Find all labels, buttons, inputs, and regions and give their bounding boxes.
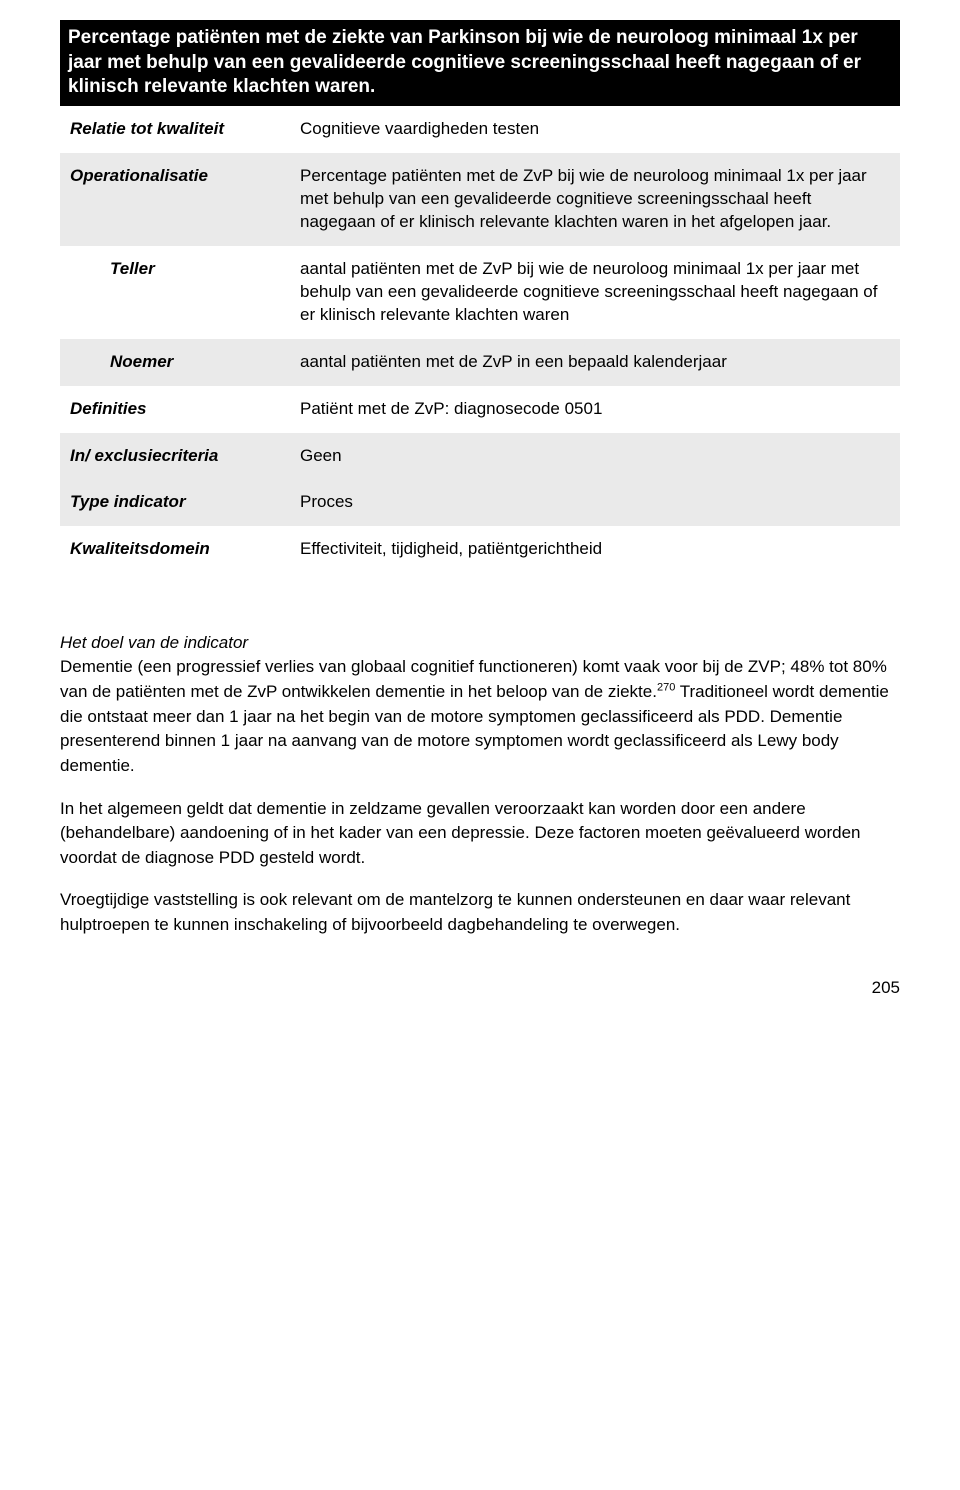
row-value: Patiënt met de ZvP: diagnosecode 0501: [290, 386, 900, 433]
table-row: Type indicatorProces: [60, 479, 900, 526]
table-row: OperationalisatiePercentage patiënten me…: [60, 153, 900, 246]
row-label: Operationalisatie: [60, 153, 290, 246]
row-label: Kwaliteitsdomein: [60, 526, 290, 573]
row-value: Cognitieve vaardigheden testen: [290, 106, 900, 153]
table-row: Telleraantal patiënten met de ZvP bij wi…: [60, 246, 900, 339]
table-row: Noemeraantal patiënten met de ZvP in een…: [60, 339, 900, 386]
row-label: Definities: [60, 386, 290, 433]
footnote-ref: 270: [657, 681, 675, 693]
section-heading: Het doel van de indicator: [60, 633, 900, 653]
paragraph-2: In het algemeen geldt dat dementie in ze…: [60, 797, 900, 871]
row-label: Type indicator: [60, 479, 290, 526]
row-value: Proces: [290, 479, 900, 526]
table-row: DefinitiesPatiënt met de ZvP: diagnoseco…: [60, 386, 900, 433]
table-row: Relatie tot kwaliteitCognitieve vaardigh…: [60, 106, 900, 153]
page-number: 205: [60, 978, 900, 998]
row-label: Teller: [60, 246, 290, 339]
row-label: Relatie tot kwaliteit: [60, 106, 290, 153]
table-row: KwaliteitsdomeinEffectiviteit, tijdighei…: [60, 526, 900, 573]
table-row: In/ exclusiecriteriaGeen: [60, 433, 900, 480]
indicator-table: Relatie tot kwaliteitCognitieve vaardigh…: [60, 106, 900, 573]
row-value: Effectiviteit, tijdigheid, patiëntgerich…: [290, 526, 900, 573]
row-value: Percentage patiënten met de ZvP bij wie …: [290, 153, 900, 246]
row-value: Geen: [290, 433, 900, 480]
row-label: In/ exclusiecriteria: [60, 433, 290, 480]
row-label: Noemer: [60, 339, 290, 386]
paragraph-3: Vroegtijdige vaststelling is ook relevan…: [60, 888, 900, 937]
header-banner: Percentage patiënten met de ziekte van P…: [60, 20, 900, 106]
paragraph-1: Dementie (een progressief verlies van gl…: [60, 655, 900, 778]
row-value: aantal patiënten met de ZvP in een bepaa…: [290, 339, 900, 386]
row-value: aantal patiënten met de ZvP bij wie de n…: [290, 246, 900, 339]
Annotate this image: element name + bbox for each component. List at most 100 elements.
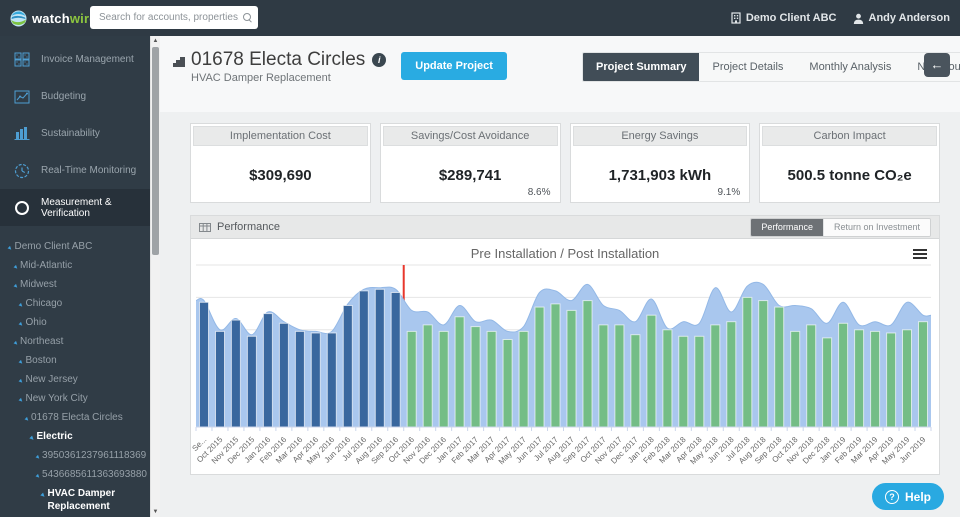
bar-post-installation <box>406 330 417 428</box>
sidebar-item-label: Invoice Management <box>41 54 134 65</box>
scroll-down-icon[interactable]: ▼ <box>152 509 159 515</box>
bar-post-installation <box>470 326 481 428</box>
card-body: $289,741 8.6% <box>381 148 560 202</box>
sidebar-scrollbar: ▲ ▼ <box>150 36 160 517</box>
chart-context-menu-icon[interactable] <box>913 249 927 261</box>
bar-post-installation <box>534 306 545 428</box>
sidebar-item-label: Sustainability <box>41 128 100 139</box>
budget-chart-icon <box>13 88 31 106</box>
tree-item-3950361237961118369[interactable]: ▸ 3950361237961118369 <box>0 447 150 466</box>
card-body: $309,690 <box>191 148 370 202</box>
bar-pre-installation <box>230 319 241 428</box>
tree-item-hvac-damper-replacement[interactable]: ▸ HVAC Damper Replacement <box>0 485 150 515</box>
scroll-up-icon[interactable]: ▲ <box>152 38 159 44</box>
user-menu[interactable]: Andy Anderson <box>853 12 950 24</box>
mv-circle-icon <box>13 199 31 217</box>
arrow-left-icon: ← <box>930 57 944 72</box>
user-icon <box>853 13 863 24</box>
topbar-right: Demo Client ABC Andy Anderson <box>731 0 950 36</box>
bar-pre-installation <box>342 305 353 428</box>
sidebar-item-budgeting[interactable]: Budgeting <box>0 78 150 115</box>
bar-post-installation <box>838 322 849 428</box>
bar-pre-installation <box>390 292 401 428</box>
tree-item-demo-client-abc[interactable]: ▸ Demo Client ABC <box>0 238 150 257</box>
realtime-clock-icon <box>13 162 31 180</box>
help-label: Help <box>904 489 931 504</box>
card-body: 1,731,903 kWh 9.1% <box>571 148 750 202</box>
bar-pre-installation <box>199 301 209 428</box>
tree-item-label: Chicago <box>25 298 63 309</box>
card-title: Implementation Cost <box>193 126 368 146</box>
search-icon <box>243 13 252 22</box>
bar-post-installation <box>662 329 673 428</box>
card-value: $309,690 <box>249 166 312 184</box>
tree-item-electric[interactable]: ▸ Electric <box>0 428 150 447</box>
chart-toggle-group: Performance Return on Investment <box>750 217 931 237</box>
card-title: Savings/Cost Avoidance <box>382 126 558 146</box>
chart-area: Pre Installation / Post Installation Se.… <box>190 239 939 474</box>
info-icon[interactable]: i <box>372 53 387 67</box>
metric-card-energy-savings: Energy Savings 1,731,903 kWh 9.1% <box>569 123 751 203</box>
baseline-area <box>196 282 931 427</box>
brand-name: watchwire <box>32 10 97 26</box>
bar-post-installation <box>598 324 609 428</box>
page-subtitle: HVAC Damper Replacement <box>191 72 331 84</box>
bar-post-installation <box>790 330 801 428</box>
tree-item-new-york-city[interactable]: ▸ New York City <box>0 390 150 409</box>
sidebar-item-sustainability[interactable]: Sustainability <box>0 115 150 152</box>
metric-card-carbon-impact: Carbon Impact 500.5 tonne CO₂e <box>759 123 940 203</box>
update-project-button[interactable]: Update Project <box>401 52 507 80</box>
bar-pre-installation <box>326 332 337 428</box>
card-percent: 8.6% <box>527 187 551 198</box>
tree-item-mid-atlantic[interactable]: ▸ Mid-Atlantic <box>0 257 150 276</box>
bar-pre-installation <box>215 330 225 428</box>
bar-pre-installation <box>374 288 385 428</box>
tab-project-details[interactable]: Project Details <box>712 61 784 73</box>
tree-item-label: 3950361237961118369 <box>42 450 147 461</box>
toggle-performance[interactable]: Performance <box>751 218 823 236</box>
baseline-area-edge <box>195 281 932 336</box>
panel-title: Performance <box>217 221 280 233</box>
sidebar-item-invoice-management[interactable]: Invoice Management <box>0 41 150 78</box>
metric-card-implementation-cost: Implementation Cost $309,690 <box>190 123 371 203</box>
bar-post-installation <box>582 300 593 428</box>
table-grid-icon <box>199 222 211 232</box>
tree-item-5436685611363693880[interactable]: ▸ 5436685611363693880 <box>0 466 150 485</box>
sidebar-tree: ▸ Demo Client ABC ▸ Mid-Atlantic ▸ Midwest ▸ Ch… <box>0 238 150 517</box>
back-button[interactable]: ← <box>924 53 950 77</box>
bar-post-installation <box>502 339 513 428</box>
topbar: watchwire Demo Client ABC Andy Anderson <box>0 0 960 36</box>
chart-title: Pre Installation / Post Installation <box>470 246 660 261</box>
tree-item-chicago[interactable]: ▸ Chicago <box>0 295 150 314</box>
tree-item-label: Mid-Atlantic <box>20 260 73 271</box>
tree-item-new-jersey[interactable]: ▸ New Jersey <box>0 371 150 390</box>
tab-monthly-analysis[interactable]: Monthly Analysis <box>809 61 892 73</box>
tree-item-boston[interactable]: ▸ Boston <box>0 352 150 371</box>
toggle-return-on-investment[interactable]: Return on Investment <box>822 218 930 236</box>
bar-post-installation <box>886 332 897 428</box>
tree-item-northeast[interactable]: ▸ Northeast <box>0 333 150 352</box>
client-selector[interactable]: Demo Client ABC <box>731 12 837 24</box>
bar-post-installation <box>454 316 465 428</box>
tree-item-label: Boston <box>25 355 57 366</box>
bar-post-installation <box>774 306 785 428</box>
tree-item-01678-electa-circles[interactable]: ▸ 01678 Electa Circles <box>0 409 150 428</box>
card-value: 500.5 tonne CO₂e <box>787 166 912 184</box>
tab-project-summary[interactable]: Project Summary <box>583 53 700 81</box>
search-input[interactable] <box>90 12 243 23</box>
bar-post-installation <box>758 300 769 428</box>
bar-post-installation <box>742 296 753 428</box>
sidebar-item-real-time-monitoring[interactable]: Real-Time Monitoring <box>0 152 150 189</box>
tree-item-label: Northeast <box>20 336 64 347</box>
bar-post-installation <box>870 330 881 428</box>
client-name: Demo Client ABC <box>745 12 837 24</box>
bar-post-installation <box>614 324 625 428</box>
sidebar-menu: Invoice Management Budgeting Sustainabilit… <box>0 36 150 226</box>
sidebar-item-measurement-verification[interactable]: Measurement & Verification <box>0 189 150 226</box>
tree-item-ohio[interactable]: ▸ Ohio <box>0 314 150 333</box>
tree-item-midwest[interactable]: ▸ Midwest <box>0 276 150 295</box>
scrollbar-thumb[interactable] <box>152 47 159 255</box>
help-button[interactable]: ? Help <box>871 483 944 510</box>
bar-pre-installation <box>246 335 257 428</box>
-----
Update the lines from the one containing "row-value: Patiënt met" through the one containing "row-label: Type indicator: [60, 479, 290, 526]", inclusive, changing "footnote-ref" to "footnote-marker" and leaving all else as it stands. Return only those lines.

● Reply to the task
row-value: Patiënt met de ZvP: diagnosecode 0501: [290, 386, 900, 433]
table-row: Type indicatorProces: [60, 479, 900, 526]
table-row: OperationalisatiePercentage patiënten me…: [60, 153, 900, 246]
row-label: Operationalisatie: [60, 153, 290, 246]
row-label: Kwaliteitsdomein: [60, 526, 290, 573]
row-value: Cognitieve vaardigheden testen: [290, 106, 900, 153]
table-row: Telleraantal patiënten met de ZvP bij wi…: [60, 246, 900, 339]
table-row: Noemeraantal patiënten met de ZvP in een…: [60, 339, 900, 386]
row-label: Definities: [60, 386, 290, 433]
footnote-marker: 270: [657, 681, 675, 693]
section-heading: Het doel van de indicator: [60, 633, 900, 653]
paragraph-2: In het algemeen geldt dat dementie in ze…: [60, 797, 900, 871]
row-label: Type indicator: [60, 479, 290, 526]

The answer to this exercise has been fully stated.